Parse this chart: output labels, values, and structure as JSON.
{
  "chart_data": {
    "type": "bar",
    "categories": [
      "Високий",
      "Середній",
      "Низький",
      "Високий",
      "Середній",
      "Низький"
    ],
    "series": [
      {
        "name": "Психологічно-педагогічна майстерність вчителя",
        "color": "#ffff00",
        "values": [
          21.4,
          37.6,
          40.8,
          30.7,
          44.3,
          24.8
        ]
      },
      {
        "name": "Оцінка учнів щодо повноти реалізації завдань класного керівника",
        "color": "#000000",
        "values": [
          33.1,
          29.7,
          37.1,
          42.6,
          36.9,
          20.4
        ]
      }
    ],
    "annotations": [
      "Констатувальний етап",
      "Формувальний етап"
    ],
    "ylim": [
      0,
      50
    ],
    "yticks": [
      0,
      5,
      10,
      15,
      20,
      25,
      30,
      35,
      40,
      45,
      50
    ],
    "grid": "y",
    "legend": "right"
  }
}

> _Aim of the task_: Each line above must be printed exactly as it appears.

> _Solution_:
Parse this chart: output labels, values, and structure as JSON.
{
  "chart_data": {
    "type": "bar",
    "categories": [
      "Високий",
      "Середній",
      "Низький",
      "Високий",
      "Середній",
      "Низький"
    ],
    "series": [
      {
        "name": "Психологічно-педагогічна майстерність вчителя",
        "color": "#ffff00",
        "values": [
          21.4,
          37.6,
          40.8,
          30.7,
          44.3,
          24.8
        ]
      },
      {
        "name": "Оцінка учнів щодо повноти реалізації завдань класного керівника",
        "color": "#000000",
        "values": [
          33.1,
          29.7,
          37.1,
          42.6,
          36.9,
          20.4
        ]
      }
    ],
    "annotations": [
      "Констатувальний етап",
      "Формувальний етап"
    ],
    "ylim": [
      0,
      50
    ],
    "yticks": [
      0,
      5,
      10,
      15,
      20,
      25,
      30,
      35,
      40,
      45,
      50
    ],
    "grid": "y",
    "legend": "right"
  }
}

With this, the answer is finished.